Given records.
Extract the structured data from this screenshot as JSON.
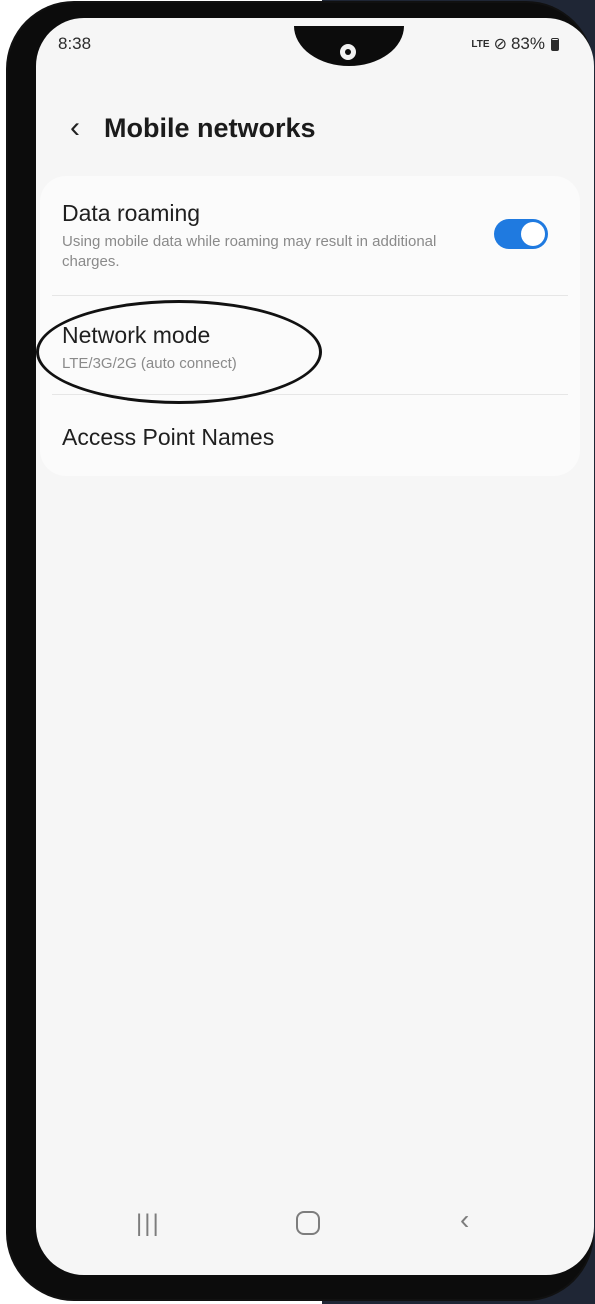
{
  "status_bar": {
    "time": "8:38",
    "network": "LTE",
    "battery_percent": "83%"
  },
  "header": {
    "title": "Mobile networks"
  },
  "settings": {
    "data_roaming": {
      "title": "Data roaming",
      "description": "Using mobile data while roaming may result in additional charges.",
      "enabled": true
    },
    "network_mode": {
      "title": "Network mode",
      "value": "LTE/3G/2G (auto connect)"
    },
    "apn": {
      "title": "Access Point Names"
    }
  },
  "colors": {
    "accent": "#1f7ae0",
    "annotation": "#111111"
  },
  "nav_icons": [
    "recents-icon",
    "home-icon",
    "back-icon"
  ]
}
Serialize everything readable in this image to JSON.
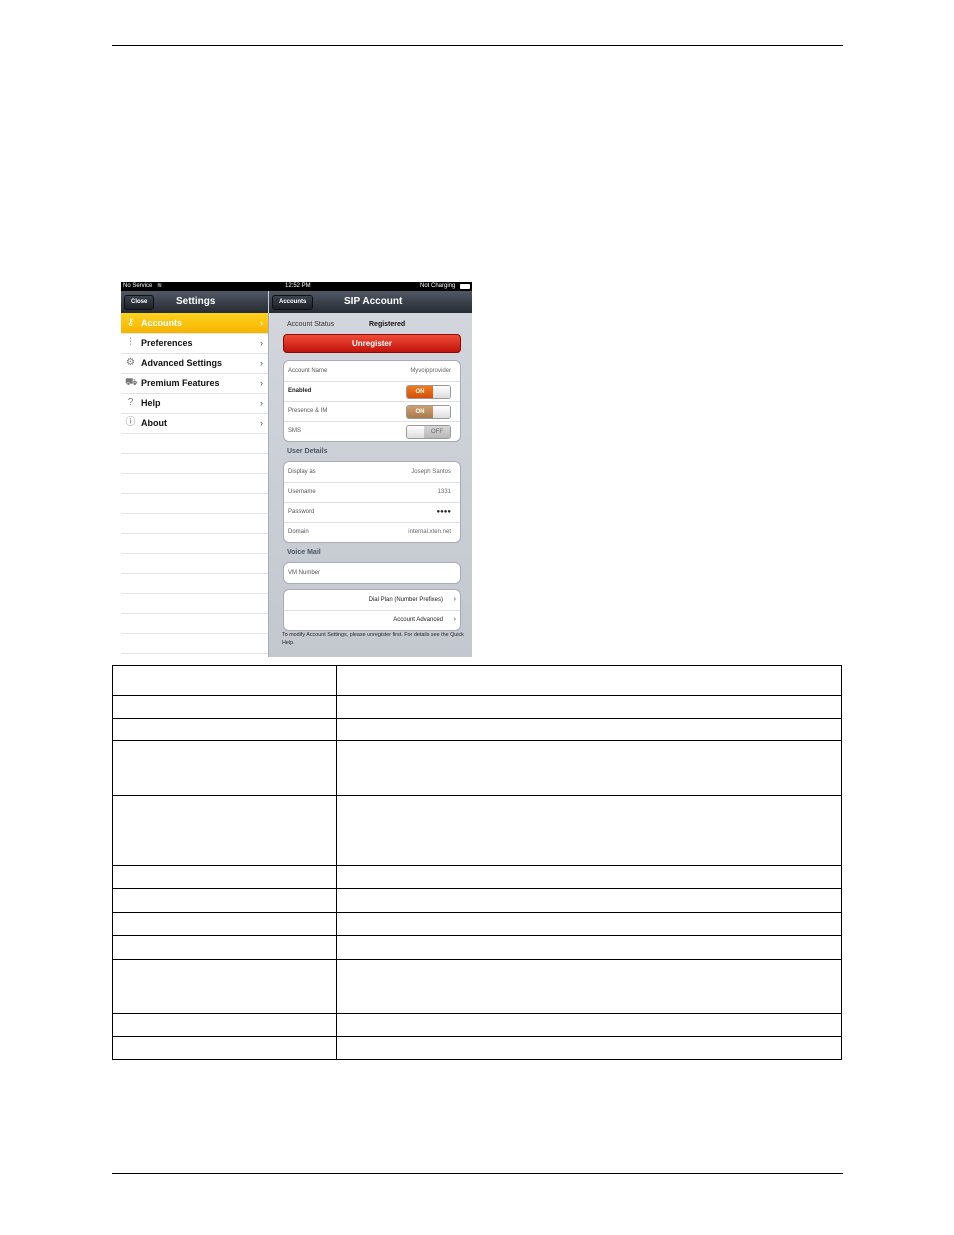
{
  "screenshot": {
    "status_bar": {
      "carrier": "No Service",
      "time": "12:52 PM",
      "battery": "Not Charging"
    },
    "left_nav": {
      "close_button": "Close",
      "title": "Settings"
    },
    "right_nav": {
      "back_button": "Accounts",
      "title": "SIP Account"
    },
    "sidebar": [
      {
        "label": "Accounts",
        "icon": "key-icon",
        "selected": true
      },
      {
        "label": "Preferences",
        "icon": "sliders-icon",
        "selected": false
      },
      {
        "label": "Advanced Settings",
        "icon": "gears-icon",
        "selected": false
      },
      {
        "label": "Premium Features",
        "icon": "cart-icon",
        "selected": false
      },
      {
        "label": "Help",
        "icon": "question-icon",
        "selected": false
      },
      {
        "label": "About",
        "icon": "info-icon",
        "selected": false
      }
    ],
    "account_status_label": "Account Status",
    "account_status_value": "Registered",
    "unregister_button": "Unregister",
    "account_group": {
      "account_name_label": "Account Name",
      "account_name_value": "Myvoipprovider",
      "enabled_label": "Enabled",
      "enabled_state": "ON",
      "presence_label": "Presence & IM",
      "presence_state": "ON",
      "sms_label": "SMS",
      "sms_state": "OFF"
    },
    "user_details_header": "User Details",
    "user_details": {
      "display_label": "Display as",
      "display_value": "Joseph Santos",
      "username_label": "Username",
      "username_value": "1331",
      "password_label": "Password",
      "password_value": "●●●●",
      "domain_label": "Domain",
      "domain_value": "internal.xten.net"
    },
    "voice_mail_header": "Voice Mail",
    "vm_number_label": "VM Number",
    "dial_plan_link": "Dial Plan (Number Prefixes)",
    "account_advanced_link": "Account Advanced",
    "footer_note": "To modify Account Settings, please unregister first. For details see the Quick Help."
  },
  "table": {
    "rows": [
      [
        "",
        ""
      ],
      [
        "",
        ""
      ],
      [
        "",
        ""
      ],
      [
        "",
        ""
      ],
      [
        "",
        ""
      ],
      [
        "",
        ""
      ],
      [
        "",
        ""
      ],
      [
        "",
        ""
      ],
      [
        "",
        ""
      ],
      [
        "",
        ""
      ],
      [
        "",
        ""
      ],
      [
        "",
        ""
      ]
    ]
  },
  "colors": {
    "selected_row": "#f5b400",
    "unregister": "#d4200f",
    "toggle_on": "#e8600a",
    "nav_bar": "#2f353e"
  }
}
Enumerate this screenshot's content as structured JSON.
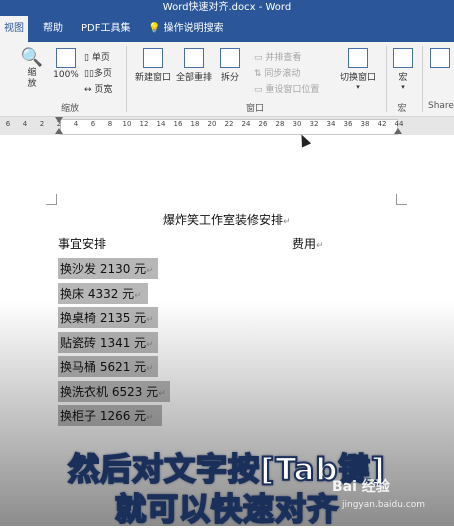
{
  "window": {
    "title": "Word快速对齐.docx - Word"
  },
  "tabs": [
    {
      "label": "视图",
      "active": true
    },
    {
      "label": "帮助",
      "active": false
    },
    {
      "label": "PDF工具集",
      "active": false
    }
  ],
  "tell_me": {
    "label": "操作说明搜索"
  },
  "ribbon": {
    "zoom_group": {
      "zoom_label": "缩\n放",
      "percent_label": "100%",
      "one_page": "单页",
      "multi_page": "多页",
      "page_width": "页宽",
      "group_label": "缩放"
    },
    "window_group": {
      "new_window": "新建窗口",
      "arrange_all": "全部重排",
      "split": "拆分",
      "side_by_side": "并排查看",
      "sync_scroll": "同步滚动",
      "reset_position": "重设窗口位置",
      "switch_window": "切换窗口",
      "group_label": "窗口"
    },
    "macro_group": {
      "macro_label": "宏",
      "group_label": "宏"
    },
    "share_group": {
      "group_label": "Share"
    }
  },
  "ruler": {
    "numbers": [
      "6",
      "4",
      "2",
      "2",
      "4",
      "6",
      "8",
      "10",
      "12",
      "14",
      "16",
      "18",
      "20",
      "22",
      "24",
      "26",
      "28",
      "30",
      "32",
      "34",
      "36",
      "38",
      "42",
      "44"
    ]
  },
  "document": {
    "title": "爆炸笑工作室装修安排",
    "header_left": "事宜安排",
    "header_right": "费用",
    "items": [
      "换沙发 2130 元",
      "换床 4332 元",
      "换桌椅 2135 元",
      "贴瓷砖 1341 元",
      "换马桶 5621 元",
      "换洗衣机 6523 元",
      "换柜子 1266 元"
    ],
    "para_mark": "↵"
  },
  "caption": {
    "line1": "然后对文字按[Tab键]",
    "line2": "就可以快速对齐"
  },
  "watermark": {
    "brand": "Bai 经验",
    "url": "jingyan.baidu.com"
  },
  "colors": {
    "word_blue": "#2b579a",
    "selection": "#b7b7b7"
  }
}
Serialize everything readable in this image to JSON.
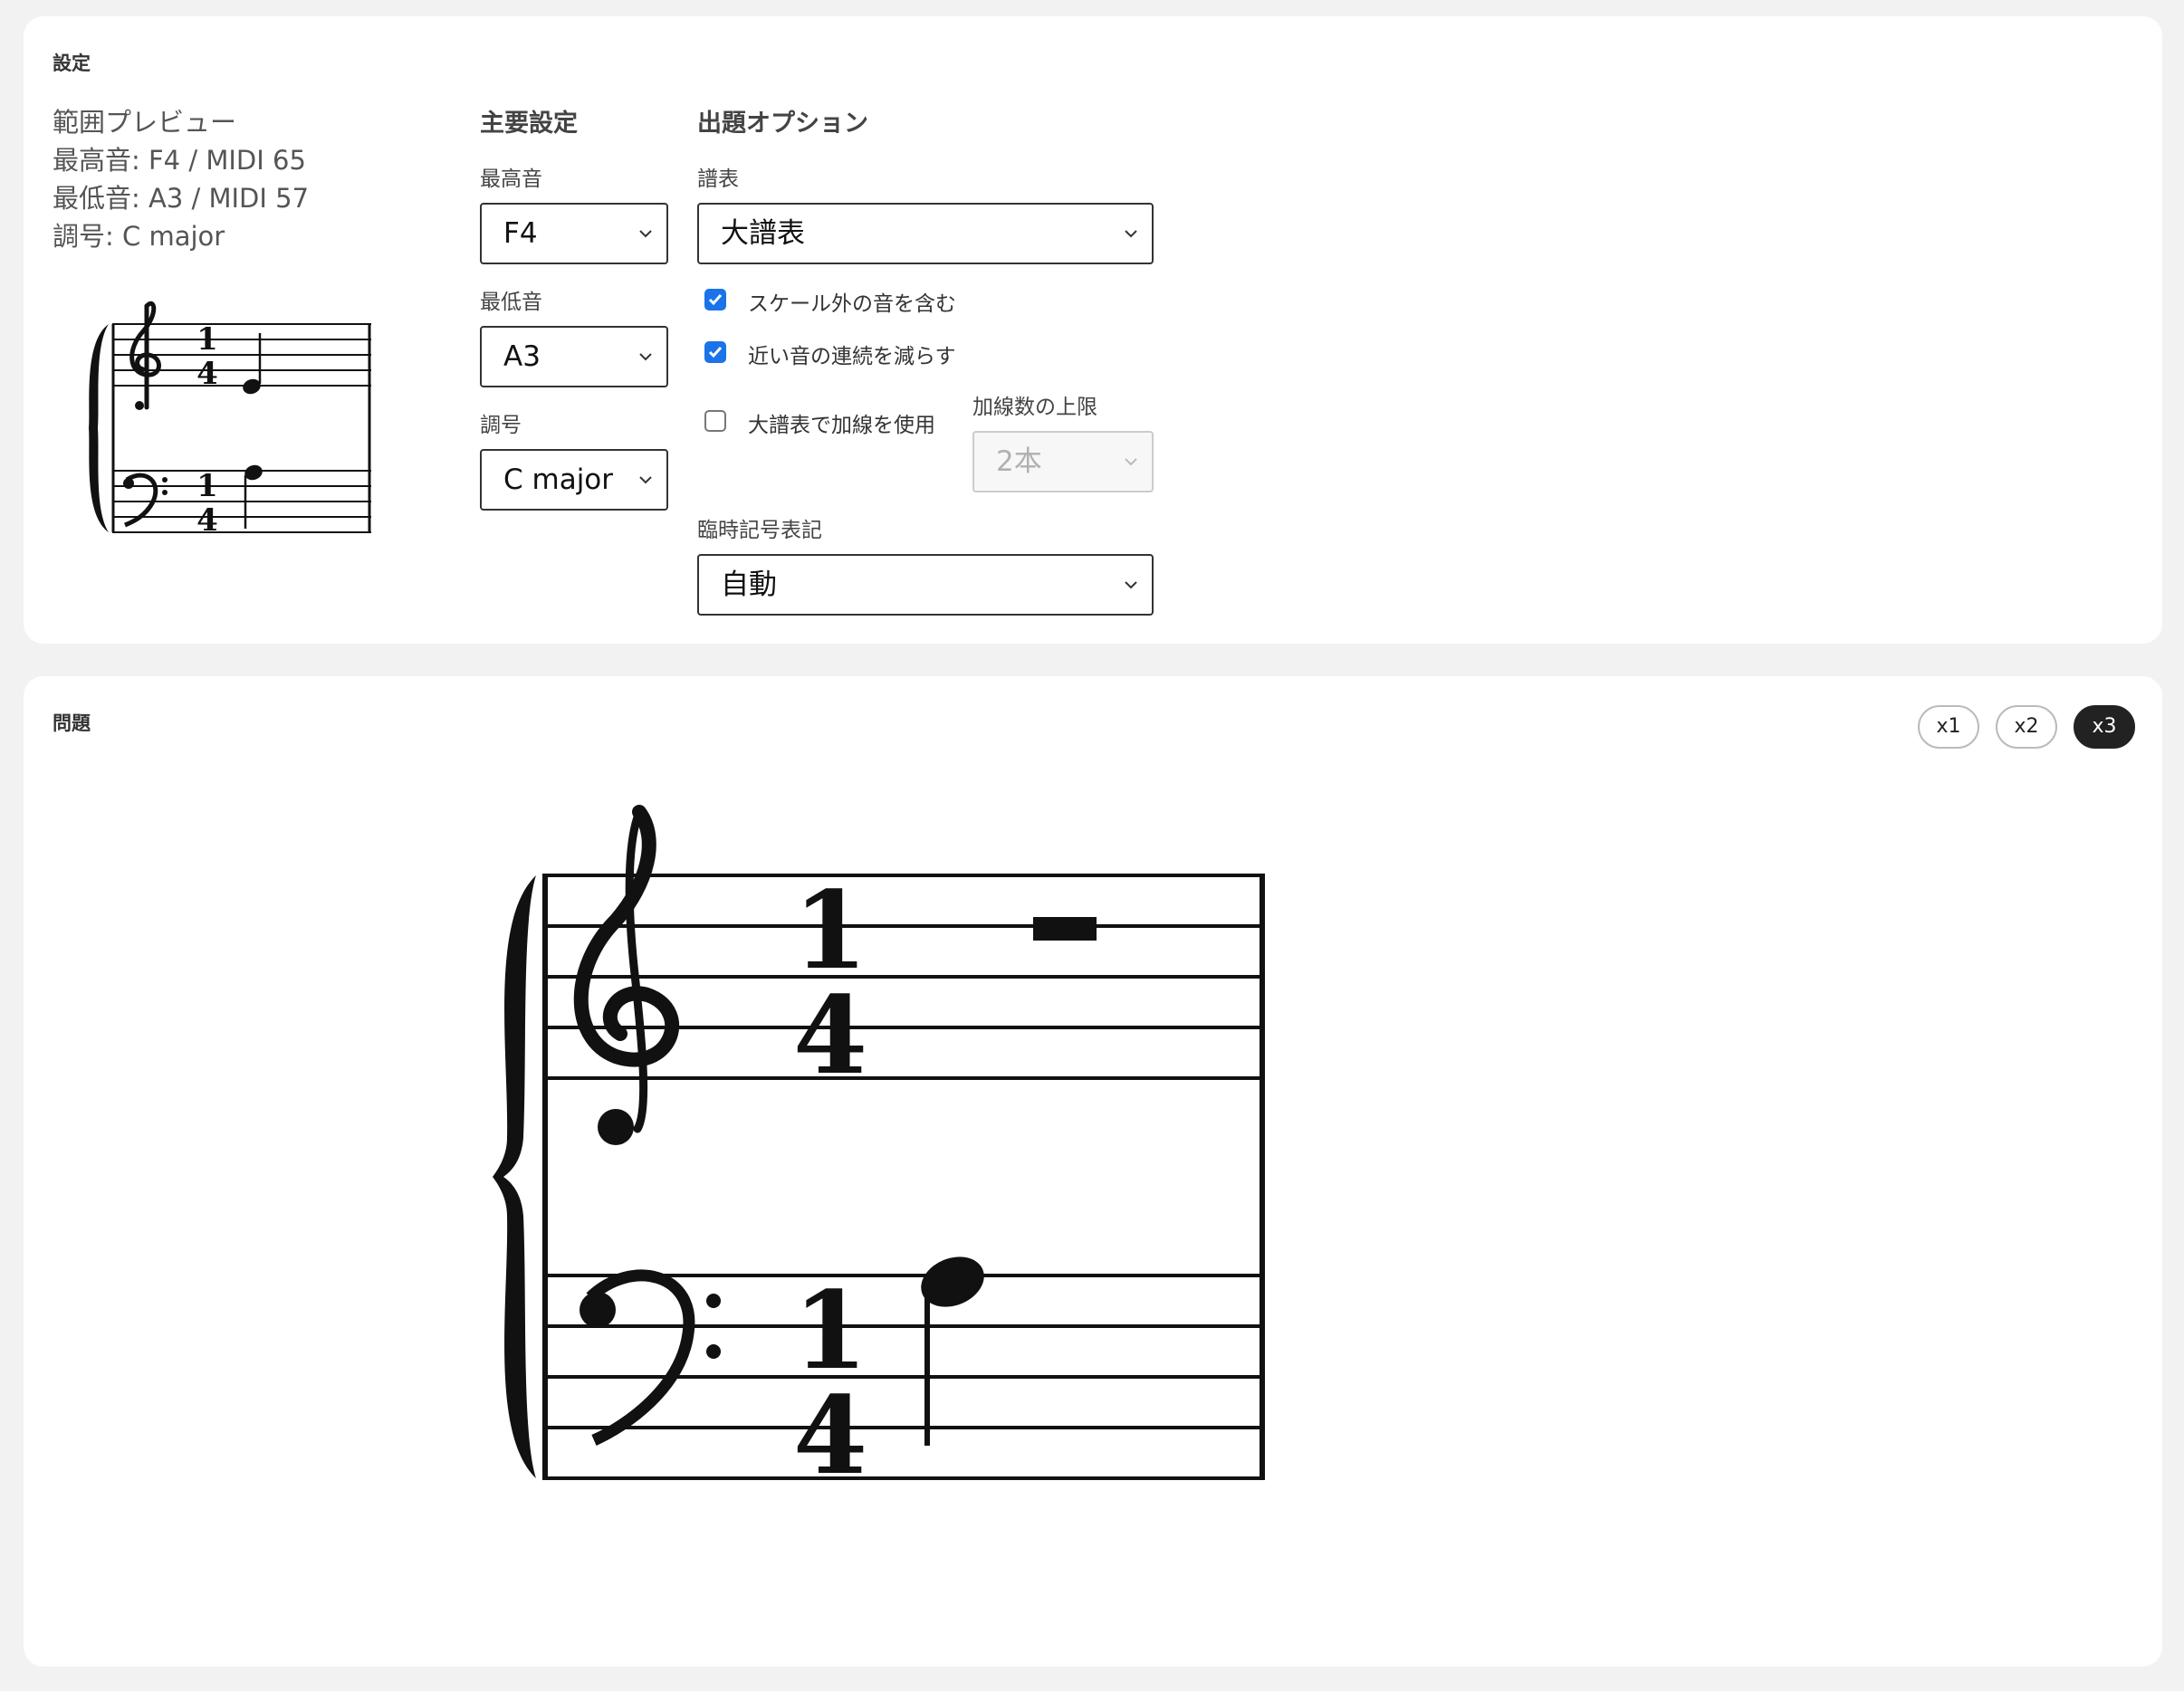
{
  "settings": {
    "title": "設定",
    "preview": {
      "heading": "範囲プレビュー",
      "highest": "最高音: F4 / MIDI 65",
      "lowest": "最低音: A3 / MIDI 57",
      "key": "調号: C major",
      "time_signature": {
        "top": "1",
        "bottom": "4"
      }
    },
    "main": {
      "heading": "主要設定",
      "highest_label": "最高音",
      "highest_value": "F4",
      "lowest_label": "最低音",
      "lowest_value": "A3",
      "key_label": "調号",
      "key_value": "C major"
    },
    "options": {
      "heading": "出題オプション",
      "staff_label": "譜表",
      "staff_value": "大譜表",
      "include_non_scale": {
        "label": "スケール外の音を含む",
        "checked": true
      },
      "reduce_close": {
        "label": "近い音の連続を減らす",
        "checked": true
      },
      "use_ledger": {
        "label": "大譜表で加線を使用",
        "checked": false
      },
      "ledger_limit_label": "加線数の上限",
      "ledger_limit_value": "2本",
      "accidental_label": "臨時記号表記",
      "accidental_value": "自動"
    }
  },
  "problem": {
    "title": "問題",
    "zoom": [
      {
        "label": "x1",
        "active": false
      },
      {
        "label": "x2",
        "active": false
      },
      {
        "label": "x3",
        "active": true
      }
    ],
    "time_signature": {
      "top": "1",
      "bottom": "4"
    }
  },
  "icons": {
    "select_chevron": "chevron-down-icon",
    "checkbox_mark": "check-icon",
    "treble_clef": "treble-clef-icon",
    "bass_clef": "bass-clef-icon",
    "brace": "brace-icon"
  },
  "colors": {
    "background": "#f2f2f2",
    "card": "#ffffff",
    "checkbox_accent": "#1a73e8",
    "active_button": "#222222"
  }
}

Exercise goal.
Exactly as written, return every line of the listing, but not the pictures.

The answer.
Extract the structured data from this screenshot as JSON.
{
  "status_bar": {
    "time": "8:38",
    "network": "LTE",
    "battery_percent": "83%"
  },
  "header": {
    "title": "Mobile networks"
  },
  "settings": {
    "data_roaming": {
      "title": "Data roaming",
      "description": "Using mobile data while roaming may result in additional charges.",
      "enabled": true
    },
    "network_mode": {
      "title": "Network mode",
      "value": "LTE/3G/2G (auto connect)"
    },
    "apn": {
      "title": "Access Point Names"
    }
  },
  "colors": {
    "accent": "#1f7ae0",
    "annotation": "#111111"
  },
  "nav_icons": [
    "recents-icon",
    "home-icon",
    "back-icon"
  ]
}
Serialize everything readable in this image to JSON.
{
  "screenshot": {
    "status_bar": {
      "carrier": "No Service",
      "time": "12:52 PM",
      "battery": "Not Charging"
    },
    "left_nav": {
      "close_button": "Close",
      "title": "Settings"
    },
    "right_nav": {
      "back_button": "Accounts",
      "title": "SIP Account"
    },
    "sidebar": [
      {
        "label": "Accounts",
        "icon": "key-icon",
        "selected": true
      },
      {
        "label": "Preferences",
        "icon": "sliders-icon",
        "selected": false
      },
      {
        "label": "Advanced Settings",
        "icon": "gears-icon",
        "selected": false
      },
      {
        "label": "Premium Features",
        "icon": "cart-icon",
        "selected": false
      },
      {
        "label": "Help",
        "icon": "question-icon",
        "selected": false
      },
      {
        "label": "About",
        "icon": "info-icon",
        "selected": false
      }
    ],
    "account_status_label": "Account Status",
    "account_status_value": "Registered",
    "unregister_button": "Unregister",
    "account_group": {
      "account_name_label": "Account Name",
      "account_name_value": "Myvoipprovider",
      "enabled_label": "Enabled",
      "enabled_state": "ON",
      "presence_label": "Presence & IM",
      "presence_state": "ON",
      "sms_label": "SMS",
      "sms_state": "OFF"
    },
    "user_details_header": "User Details",
    "user_details": {
      "display_label": "Display as",
      "display_value": "Joseph Santos",
      "username_label": "Username",
      "username_value": "1331",
      "password_label": "Password",
      "password_value": "●●●●",
      "domain_label": "Domain",
      "domain_value": "internal.xten.net"
    },
    "voice_mail_header": "Voice Mail",
    "vm_number_label": "VM Number",
    "dial_plan_link": "Dial Plan (Number Prefixes)",
    "account_advanced_link": "Account Advanced",
    "footer_note": "To modify Account Settings, please unregister first. For details see the Quick Help."
  },
  "table": {
    "rows": [
      [
        "",
        ""
      ],
      [
        "",
        ""
      ],
      [
        "",
        ""
      ],
      [
        "",
        ""
      ],
      [
        "",
        ""
      ],
      [
        "",
        ""
      ],
      [
        "",
        ""
      ],
      [
        "",
        ""
      ],
      [
        "",
        ""
      ],
      [
        "",
        ""
      ],
      [
        "",
        ""
      ],
      [
        "",
        ""
      ]
    ]
  },
  "colors": {
    "selected_row": "#f5b400",
    "unregister": "#d4200f",
    "toggle_on": "#e8600a",
    "nav_bar": "#2f353e"
  }
}
Enumerate this screenshot's content as structured JSON.
{
  "window": {
    "title": "Word快速对齐.docx - Word"
  },
  "tabs": [
    {
      "label": "视图",
      "active": true
    },
    {
      "label": "帮助",
      "active": false
    },
    {
      "label": "PDF工具集",
      "active": false
    }
  ],
  "tell_me": {
    "label": "操作说明搜索"
  },
  "ribbon": {
    "zoom_group": {
      "zoom_label": "缩\n放",
      "percent_label": "100%",
      "one_page": "单页",
      "multi_page": "多页",
      "page_width": "页宽",
      "group_label": "缩放"
    },
    "window_group": {
      "new_window": "新建窗口",
      "arrange_all": "全部重排",
      "split": "拆分",
      "side_by_side": "并排查看",
      "sync_scroll": "同步滚动",
      "reset_position": "重设窗口位置",
      "switch_window": "切换窗口",
      "group_label": "窗口"
    },
    "macro_group": {
      "macro_label": "宏",
      "group_label": "宏"
    },
    "share_group": {
      "group_label": "Share"
    }
  },
  "ruler": {
    "numbers": [
      "6",
      "4",
      "2",
      "2",
      "4",
      "6",
      "8",
      "10",
      "12",
      "14",
      "16",
      "18",
      "20",
      "22",
      "24",
      "26",
      "28",
      "30",
      "32",
      "34",
      "36",
      "38",
      "42",
      "44"
    ]
  },
  "document": {
    "title": "爆炸笑工作室装修安排",
    "header_left": "事宜安排",
    "header_right": "费用",
    "items": [
      "换沙发 2130 元",
      "换床 4332 元",
      "换桌椅 2135 元",
      "贴瓷砖 1341 元",
      "换马桶 5621 元",
      "换洗衣机 6523 元",
      "换柜子 1266 元"
    ],
    "para_mark": "↵"
  },
  "caption": {
    "line1": "然后对文字按[Tab键]",
    "line2": "就可以快速对齐"
  },
  "watermark": {
    "brand": "Bai 经验",
    "url": "jingyan.baidu.com"
  },
  "colors": {
    "word_blue": "#2b579a",
    "selection": "#b7b7b7"
  }
}
Serialize everything readable in this image to JSON.
{
  "settings": {
    "title": "設定",
    "preview": {
      "heading": "範囲プレビュー",
      "highest": "最高音: F4 / MIDI 65",
      "lowest": "最低音: A3 / MIDI 57",
      "key": "調号: C major",
      "time_signature": {
        "top": "1",
        "bottom": "4"
      }
    },
    "main": {
      "heading": "主要設定",
      "highest_label": "最高音",
      "highest_value": "F4",
      "lowest_label": "最低音",
      "lowest_value": "A3",
      "key_label": "調号",
      "key_value": "C major"
    },
    "options": {
      "heading": "出題オプション",
      "staff_label": "譜表",
      "staff_value": "大譜表",
      "include_non_scale": {
        "label": "スケール外の音を含む",
        "checked": true
      },
      "reduce_close": {
        "label": "近い音の連続を減らす",
        "checked": true
      },
      "use_ledger": {
        "label": "大譜表で加線を使用",
        "checked": false
      },
      "ledger_limit_label": "加線数の上限",
      "ledger_limit_value": "2本",
      "accidental_label": "臨時記号表記",
      "accidental_value": "自動"
    }
  },
  "problem": {
    "title": "問題",
    "zoom": [
      {
        "label": "x1",
        "active": false
      },
      {
        "label": "x2",
        "active": false
      },
      {
        "label": "x3",
        "active": true
      }
    ],
    "time_signature": {
      "top": "1",
      "bottom": "4"
    }
  },
  "icons": {
    "select_chevron": "chevron-down-icon",
    "checkbox_mark": "check-icon",
    "treble_clef": "treble-clef-icon",
    "bass_clef": "bass-clef-icon",
    "brace": "brace-icon"
  },
  "colors": {
    "background": "#f2f2f2",
    "card": "#ffffff",
    "checkbox_accent": "#1a73e8",
    "active_button": "#222222"
  }
}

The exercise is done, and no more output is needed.